> _Work to do_:
A. Set down the passage of the ITIL course notes between "Use: There's a" and "that's crying out!", inclusive, with no changes.
B. In the records, rewrite the lines between the ones holding "80, 76, 106]" and "201, 76, 226]", inclusive, so that "legend-label" becomes "legend-entry" and everything else stays the same. Output only those lines.

> _Document text_:

--*--

Monday, February 26, 2007

Notes from the Field. Post "Service Level Management"

A 'post course' report - some of thoughts from reflecting on the "Service Level Management" Practitioners course.

First:
"Hats off" to course presenter, Ed Broome, and "Itilics" in Melbourne.
Their home site.
Give them 5 out of 5 for content, delivery and physical stuff.

Follows a bunch of observations on ITIL in general.




"There are 40,000 orgs around the world doing ITIL".
Hmmm, there's 3.3M ABN's in Oz & 2,000 companies on the ASX. It's commonly accepted there are around 1M 'companies' in Oz. And Oz is ~2% of Global Market.
You might expect 50M companies globally - and around 100,000 in the medium-to-large area. And at least the same again in 'Government'.

Use: Market is small. Selling through existing 'franchises' might work.
Question: If it's so *good*, why hasn't it taken off after 20 years??


'Practitioner' courses are not for novices or 'juniors' or maybe even
'intermediate' skill level people.
Needs more than 5 years of experience in I.T. to understand & pass...
Use: There's a niche teaching long, practice/tool based courses for the
those below this level.


"ITIL is Public Domain" - the same way that buying a Lexus is PD! Anyone can do it, if they can pay!
Use: Cheap resources & courses are a niche market that's crying out!


ITIL seems to have missed, "The Internet Changed *everything*"
Use: Super-model. 100% Availability paradigm, ...


The ITIL model is quite thin... Think 80's, think 'mainframe', think 'large government', think 'common sense' (choke, splutter, gag) vs.
SysAdms are not mentioned. Technicians just do magic.
Apparently 'technicians' are all of equal talent. Falls into the "Mythical Man Month" Fallacy. Not all 'Subject Matter Experts' are of equal talent - by at least 100:1 (that's one HUNDRED to one). Professional vs. Professional. (And I wish I had more to back this up than 30+ years observation!)

Performance Analysis, Tuning & related stuff only come up in context of 'Capacity Management'.
Use: Hmmmmm

Corollary: PRINCE2 is assumed for Project Management - but the interfaces don't seem well drawn.
There must be a technical/SysAdm taxonomy possible as well.

--*--

> _Records supplied_:
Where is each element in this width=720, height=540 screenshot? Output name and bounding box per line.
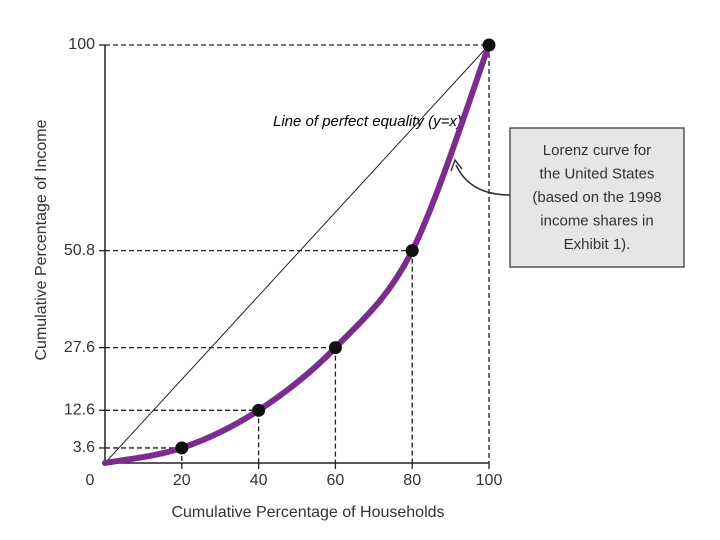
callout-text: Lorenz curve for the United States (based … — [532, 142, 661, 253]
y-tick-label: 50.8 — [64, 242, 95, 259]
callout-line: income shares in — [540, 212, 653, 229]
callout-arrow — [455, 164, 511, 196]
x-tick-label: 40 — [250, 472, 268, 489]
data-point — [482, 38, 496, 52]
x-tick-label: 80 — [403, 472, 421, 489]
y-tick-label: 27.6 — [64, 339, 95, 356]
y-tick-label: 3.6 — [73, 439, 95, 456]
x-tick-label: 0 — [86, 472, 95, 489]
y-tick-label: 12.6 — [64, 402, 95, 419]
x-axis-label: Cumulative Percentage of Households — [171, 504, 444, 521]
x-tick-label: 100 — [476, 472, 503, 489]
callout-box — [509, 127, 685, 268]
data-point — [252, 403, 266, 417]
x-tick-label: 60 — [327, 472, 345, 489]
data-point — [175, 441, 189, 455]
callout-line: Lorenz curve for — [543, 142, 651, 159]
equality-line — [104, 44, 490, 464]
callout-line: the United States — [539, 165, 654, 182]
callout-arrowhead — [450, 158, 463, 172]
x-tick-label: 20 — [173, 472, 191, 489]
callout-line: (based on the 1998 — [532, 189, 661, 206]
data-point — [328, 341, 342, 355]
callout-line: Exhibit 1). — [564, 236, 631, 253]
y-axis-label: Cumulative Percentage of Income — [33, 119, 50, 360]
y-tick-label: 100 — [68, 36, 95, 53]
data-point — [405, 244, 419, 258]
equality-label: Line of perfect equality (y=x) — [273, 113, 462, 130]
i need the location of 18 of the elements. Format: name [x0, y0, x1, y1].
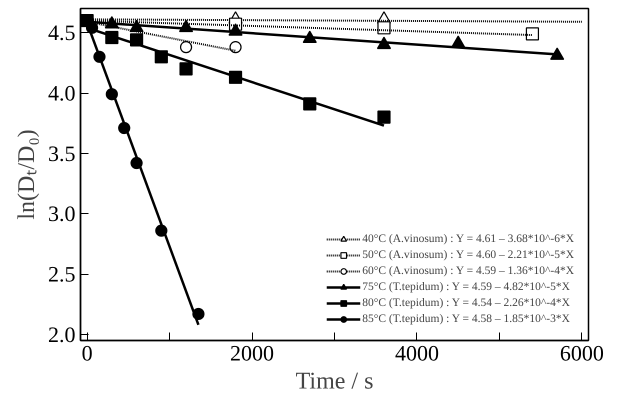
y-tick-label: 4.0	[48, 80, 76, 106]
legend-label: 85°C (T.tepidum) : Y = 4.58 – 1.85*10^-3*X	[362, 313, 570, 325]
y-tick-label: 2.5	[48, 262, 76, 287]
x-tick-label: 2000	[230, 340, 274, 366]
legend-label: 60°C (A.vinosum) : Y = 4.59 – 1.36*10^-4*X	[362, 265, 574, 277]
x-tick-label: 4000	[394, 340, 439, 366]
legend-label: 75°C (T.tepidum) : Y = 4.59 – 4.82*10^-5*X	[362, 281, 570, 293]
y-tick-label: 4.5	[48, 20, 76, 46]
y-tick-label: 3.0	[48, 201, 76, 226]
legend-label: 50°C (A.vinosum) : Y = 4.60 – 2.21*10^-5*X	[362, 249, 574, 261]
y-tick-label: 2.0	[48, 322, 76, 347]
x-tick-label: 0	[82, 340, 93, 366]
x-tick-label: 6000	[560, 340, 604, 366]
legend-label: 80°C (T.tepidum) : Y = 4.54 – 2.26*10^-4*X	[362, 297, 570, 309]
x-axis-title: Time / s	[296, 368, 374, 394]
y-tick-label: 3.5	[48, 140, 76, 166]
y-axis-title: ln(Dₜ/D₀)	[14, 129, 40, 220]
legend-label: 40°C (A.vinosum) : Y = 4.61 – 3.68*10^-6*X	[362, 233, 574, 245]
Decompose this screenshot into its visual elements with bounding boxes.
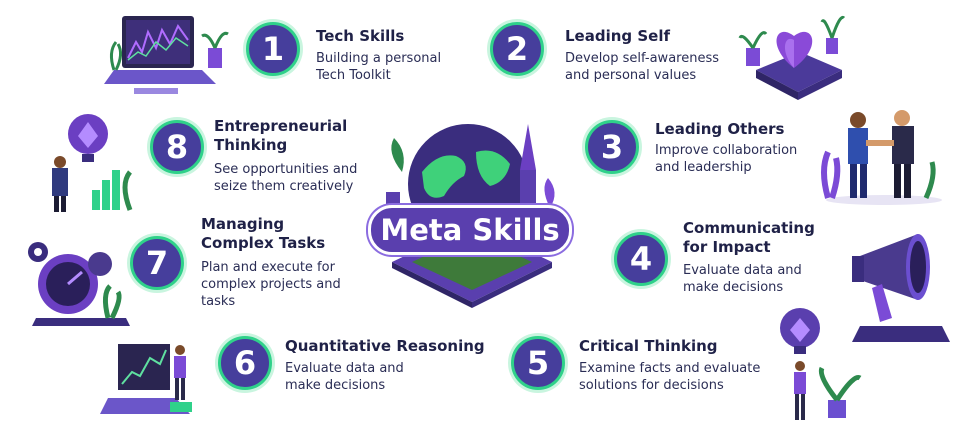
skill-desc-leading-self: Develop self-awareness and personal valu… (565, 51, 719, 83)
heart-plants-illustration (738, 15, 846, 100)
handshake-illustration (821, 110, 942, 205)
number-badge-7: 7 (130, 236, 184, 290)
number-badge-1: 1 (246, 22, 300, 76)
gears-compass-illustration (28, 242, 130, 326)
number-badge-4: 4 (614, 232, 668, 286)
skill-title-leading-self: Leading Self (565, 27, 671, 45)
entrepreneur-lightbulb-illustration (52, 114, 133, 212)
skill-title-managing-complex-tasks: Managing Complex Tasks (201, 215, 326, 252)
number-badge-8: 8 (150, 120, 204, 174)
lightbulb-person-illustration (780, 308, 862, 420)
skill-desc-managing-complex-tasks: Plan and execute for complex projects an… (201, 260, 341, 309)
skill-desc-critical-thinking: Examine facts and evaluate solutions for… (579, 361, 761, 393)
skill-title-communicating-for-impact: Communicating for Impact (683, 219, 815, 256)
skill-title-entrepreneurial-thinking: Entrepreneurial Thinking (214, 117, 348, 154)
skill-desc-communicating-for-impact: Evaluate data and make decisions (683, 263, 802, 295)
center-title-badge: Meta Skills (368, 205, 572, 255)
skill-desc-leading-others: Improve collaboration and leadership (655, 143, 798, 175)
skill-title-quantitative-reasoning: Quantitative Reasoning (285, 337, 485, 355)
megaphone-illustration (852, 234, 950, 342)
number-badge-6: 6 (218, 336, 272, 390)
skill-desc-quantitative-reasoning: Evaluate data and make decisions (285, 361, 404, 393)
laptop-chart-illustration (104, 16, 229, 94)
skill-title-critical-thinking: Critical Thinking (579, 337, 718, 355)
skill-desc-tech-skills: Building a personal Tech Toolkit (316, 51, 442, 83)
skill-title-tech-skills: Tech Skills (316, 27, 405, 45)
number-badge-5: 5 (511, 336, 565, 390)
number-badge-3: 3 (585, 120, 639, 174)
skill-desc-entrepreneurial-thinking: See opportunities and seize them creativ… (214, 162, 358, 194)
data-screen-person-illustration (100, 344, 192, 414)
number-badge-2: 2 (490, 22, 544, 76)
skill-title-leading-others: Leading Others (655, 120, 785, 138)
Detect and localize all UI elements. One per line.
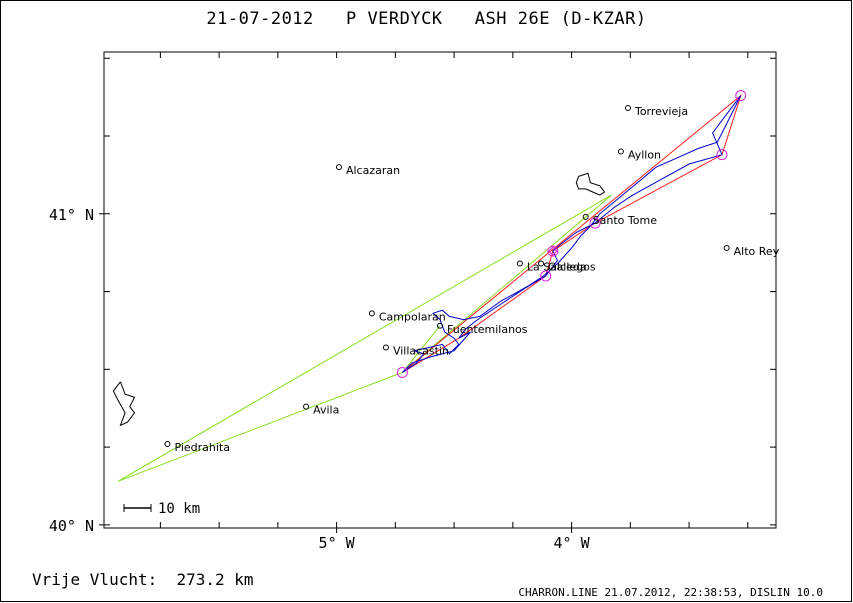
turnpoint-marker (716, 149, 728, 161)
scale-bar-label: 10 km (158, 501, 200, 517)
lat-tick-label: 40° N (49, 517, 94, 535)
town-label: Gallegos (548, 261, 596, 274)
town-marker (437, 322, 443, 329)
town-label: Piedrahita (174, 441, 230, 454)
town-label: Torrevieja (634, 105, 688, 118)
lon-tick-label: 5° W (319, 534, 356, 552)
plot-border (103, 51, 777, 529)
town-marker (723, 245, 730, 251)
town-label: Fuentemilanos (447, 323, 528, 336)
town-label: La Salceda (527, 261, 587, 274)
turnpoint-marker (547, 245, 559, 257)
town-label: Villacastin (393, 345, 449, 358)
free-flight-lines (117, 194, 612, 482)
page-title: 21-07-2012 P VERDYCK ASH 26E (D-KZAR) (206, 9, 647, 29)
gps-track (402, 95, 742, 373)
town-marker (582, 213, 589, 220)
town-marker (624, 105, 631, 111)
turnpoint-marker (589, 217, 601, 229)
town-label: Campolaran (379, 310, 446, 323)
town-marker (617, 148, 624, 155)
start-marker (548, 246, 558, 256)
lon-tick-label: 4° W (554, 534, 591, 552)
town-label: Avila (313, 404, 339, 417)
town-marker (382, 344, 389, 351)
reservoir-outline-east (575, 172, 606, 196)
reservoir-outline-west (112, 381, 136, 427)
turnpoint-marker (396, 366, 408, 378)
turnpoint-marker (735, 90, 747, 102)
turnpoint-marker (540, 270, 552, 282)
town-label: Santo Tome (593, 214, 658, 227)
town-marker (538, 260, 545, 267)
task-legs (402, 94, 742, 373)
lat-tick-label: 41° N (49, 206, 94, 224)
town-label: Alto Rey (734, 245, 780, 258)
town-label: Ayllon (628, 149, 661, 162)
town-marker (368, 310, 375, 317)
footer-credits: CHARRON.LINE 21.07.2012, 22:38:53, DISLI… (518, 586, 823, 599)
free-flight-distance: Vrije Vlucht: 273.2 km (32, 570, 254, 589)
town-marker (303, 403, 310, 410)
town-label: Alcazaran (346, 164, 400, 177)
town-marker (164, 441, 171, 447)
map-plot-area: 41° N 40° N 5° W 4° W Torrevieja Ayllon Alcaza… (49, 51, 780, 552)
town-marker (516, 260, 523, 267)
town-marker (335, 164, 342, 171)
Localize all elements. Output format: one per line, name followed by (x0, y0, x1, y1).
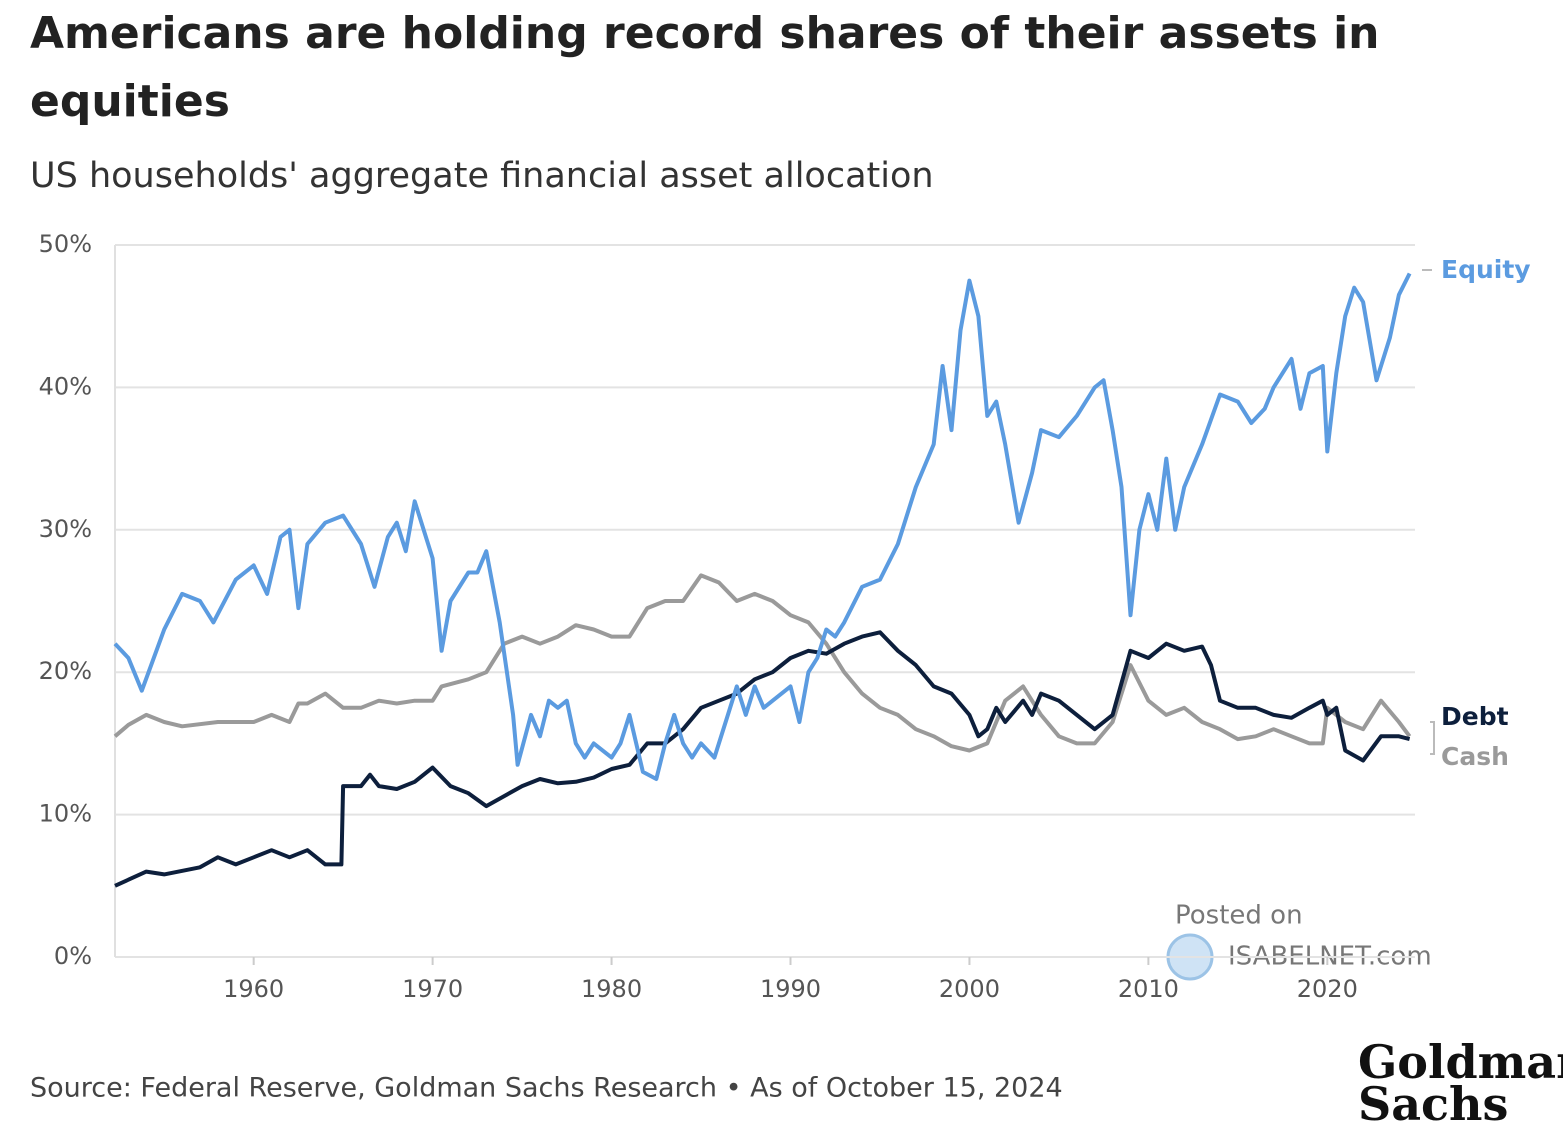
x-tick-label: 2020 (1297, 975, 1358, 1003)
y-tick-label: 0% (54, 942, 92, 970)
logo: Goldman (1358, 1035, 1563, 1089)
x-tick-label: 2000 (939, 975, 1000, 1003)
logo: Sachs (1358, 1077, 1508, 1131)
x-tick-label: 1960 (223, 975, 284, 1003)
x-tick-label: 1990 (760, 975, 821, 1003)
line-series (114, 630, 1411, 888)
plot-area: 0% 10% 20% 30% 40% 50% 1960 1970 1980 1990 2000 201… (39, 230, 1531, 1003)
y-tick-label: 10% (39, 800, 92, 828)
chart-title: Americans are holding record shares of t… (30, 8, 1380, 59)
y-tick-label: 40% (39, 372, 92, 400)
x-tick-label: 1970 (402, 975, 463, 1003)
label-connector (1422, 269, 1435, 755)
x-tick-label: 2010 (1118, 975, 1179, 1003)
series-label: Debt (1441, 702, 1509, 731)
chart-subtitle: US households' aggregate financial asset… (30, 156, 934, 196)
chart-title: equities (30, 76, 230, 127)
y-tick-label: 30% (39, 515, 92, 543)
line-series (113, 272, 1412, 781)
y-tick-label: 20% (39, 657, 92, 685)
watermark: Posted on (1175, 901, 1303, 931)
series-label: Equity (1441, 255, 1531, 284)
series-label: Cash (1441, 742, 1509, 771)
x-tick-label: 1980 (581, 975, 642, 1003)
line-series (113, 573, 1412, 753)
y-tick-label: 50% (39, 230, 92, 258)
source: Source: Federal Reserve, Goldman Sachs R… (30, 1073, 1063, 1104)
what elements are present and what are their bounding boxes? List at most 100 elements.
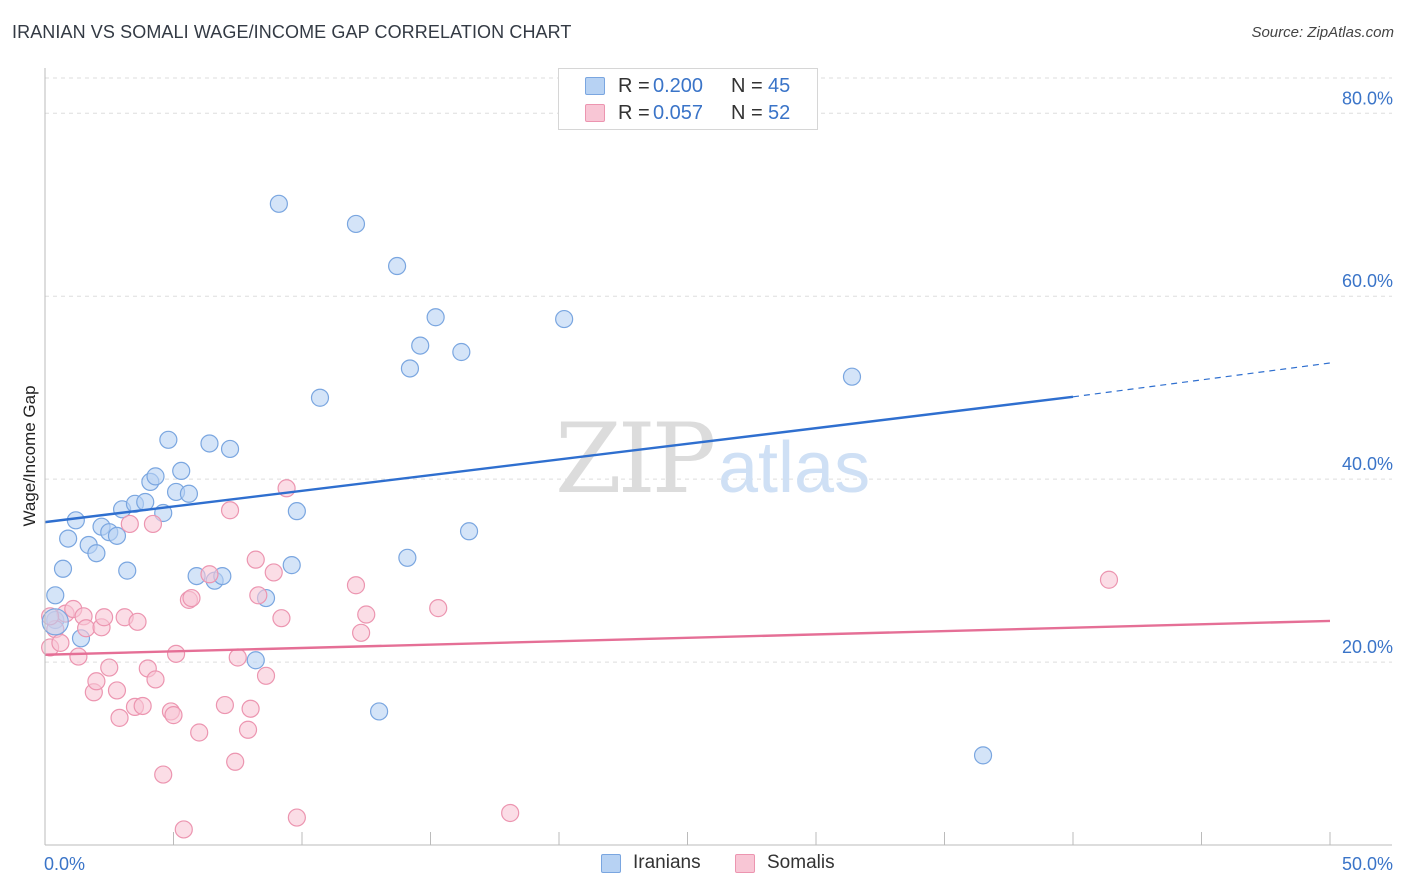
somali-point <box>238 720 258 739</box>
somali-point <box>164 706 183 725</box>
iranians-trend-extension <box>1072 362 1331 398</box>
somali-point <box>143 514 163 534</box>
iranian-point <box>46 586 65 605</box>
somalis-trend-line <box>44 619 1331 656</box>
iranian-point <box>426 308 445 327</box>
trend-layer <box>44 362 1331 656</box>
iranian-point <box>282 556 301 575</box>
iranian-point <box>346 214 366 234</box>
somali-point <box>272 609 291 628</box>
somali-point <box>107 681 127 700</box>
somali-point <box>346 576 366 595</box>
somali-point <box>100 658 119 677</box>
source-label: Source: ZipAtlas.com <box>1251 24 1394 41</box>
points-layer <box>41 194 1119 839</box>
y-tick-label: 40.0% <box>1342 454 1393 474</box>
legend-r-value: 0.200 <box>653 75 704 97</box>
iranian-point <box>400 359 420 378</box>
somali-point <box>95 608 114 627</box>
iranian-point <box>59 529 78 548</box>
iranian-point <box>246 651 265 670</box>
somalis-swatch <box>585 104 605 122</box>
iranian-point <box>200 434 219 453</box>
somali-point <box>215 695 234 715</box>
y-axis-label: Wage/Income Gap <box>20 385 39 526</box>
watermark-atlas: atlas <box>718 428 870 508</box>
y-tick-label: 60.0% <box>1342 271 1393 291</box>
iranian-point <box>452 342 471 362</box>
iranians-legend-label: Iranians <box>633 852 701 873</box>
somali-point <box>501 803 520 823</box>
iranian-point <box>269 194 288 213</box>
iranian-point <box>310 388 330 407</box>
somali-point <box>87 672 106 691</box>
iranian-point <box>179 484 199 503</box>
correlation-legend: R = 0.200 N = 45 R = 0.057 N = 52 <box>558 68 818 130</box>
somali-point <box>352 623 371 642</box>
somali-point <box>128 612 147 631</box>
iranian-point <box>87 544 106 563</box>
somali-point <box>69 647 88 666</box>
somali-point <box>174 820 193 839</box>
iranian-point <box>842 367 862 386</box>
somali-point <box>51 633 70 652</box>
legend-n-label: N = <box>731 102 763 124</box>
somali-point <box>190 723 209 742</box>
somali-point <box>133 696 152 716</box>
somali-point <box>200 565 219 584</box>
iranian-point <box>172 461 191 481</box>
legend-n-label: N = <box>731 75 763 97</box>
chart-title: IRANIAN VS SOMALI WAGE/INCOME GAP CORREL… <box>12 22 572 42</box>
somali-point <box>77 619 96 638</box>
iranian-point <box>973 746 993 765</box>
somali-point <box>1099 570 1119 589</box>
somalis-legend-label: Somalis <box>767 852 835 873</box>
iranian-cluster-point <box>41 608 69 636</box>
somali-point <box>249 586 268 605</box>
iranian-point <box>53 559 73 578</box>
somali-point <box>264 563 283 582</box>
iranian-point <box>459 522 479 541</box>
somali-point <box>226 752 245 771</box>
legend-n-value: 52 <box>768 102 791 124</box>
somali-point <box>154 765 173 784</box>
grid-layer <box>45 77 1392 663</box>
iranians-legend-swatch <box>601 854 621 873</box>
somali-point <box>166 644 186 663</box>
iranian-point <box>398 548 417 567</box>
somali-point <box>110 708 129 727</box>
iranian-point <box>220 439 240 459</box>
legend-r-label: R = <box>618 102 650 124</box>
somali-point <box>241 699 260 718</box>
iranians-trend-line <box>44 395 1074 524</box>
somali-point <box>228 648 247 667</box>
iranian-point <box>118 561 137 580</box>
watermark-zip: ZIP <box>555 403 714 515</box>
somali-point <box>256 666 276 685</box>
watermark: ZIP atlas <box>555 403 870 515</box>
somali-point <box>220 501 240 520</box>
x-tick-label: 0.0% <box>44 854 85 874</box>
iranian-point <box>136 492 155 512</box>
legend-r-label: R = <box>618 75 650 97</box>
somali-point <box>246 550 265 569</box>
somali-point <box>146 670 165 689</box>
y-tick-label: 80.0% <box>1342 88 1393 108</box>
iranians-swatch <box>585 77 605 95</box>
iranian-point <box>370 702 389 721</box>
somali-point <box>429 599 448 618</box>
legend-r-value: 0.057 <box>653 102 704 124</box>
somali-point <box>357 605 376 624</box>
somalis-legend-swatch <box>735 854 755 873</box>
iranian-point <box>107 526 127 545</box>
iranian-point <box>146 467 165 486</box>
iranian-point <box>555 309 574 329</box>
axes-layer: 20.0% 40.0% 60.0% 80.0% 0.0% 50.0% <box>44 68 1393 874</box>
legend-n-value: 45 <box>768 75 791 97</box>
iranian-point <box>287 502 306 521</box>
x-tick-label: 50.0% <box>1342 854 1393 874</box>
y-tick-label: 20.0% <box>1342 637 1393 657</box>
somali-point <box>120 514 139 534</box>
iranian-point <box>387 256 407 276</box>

--*--

> _Worked solutions_:
A.
Use: There's a niche teaching long, practice/tool based courses for the
those below this level.


"ITIL is Public Domain" - the same way that buying a Lexus is PD! Anyone can do it, if they can pay!
Use: Cheap resources & courses are a niche market that's crying out!

B.
y-tick-label: 4.0	[48, 80, 76, 106]
legend-entry: 85°C (T.tepidum) : Y = 4.58 – 1.85*10^-3*X	[362, 313, 570, 325]
y-tick-label: 2.5	[48, 262, 76, 287]
x-tick-label: 2000	[230, 340, 274, 366]
legend-entry: 60°C (A.vinosum) : Y = 4.59 – 1.36*10^-4*X	[362, 265, 574, 277]
x-tick-label: 4000	[394, 340, 439, 366]
legend-entry: 75°C (T.tepidum) : Y = 4.59 – 4.82*10^-5*X	[362, 281, 570, 293]
y-tick-label: 4.5	[48, 20, 76, 46]
y-tick-label: 3.0	[48, 201, 76, 226]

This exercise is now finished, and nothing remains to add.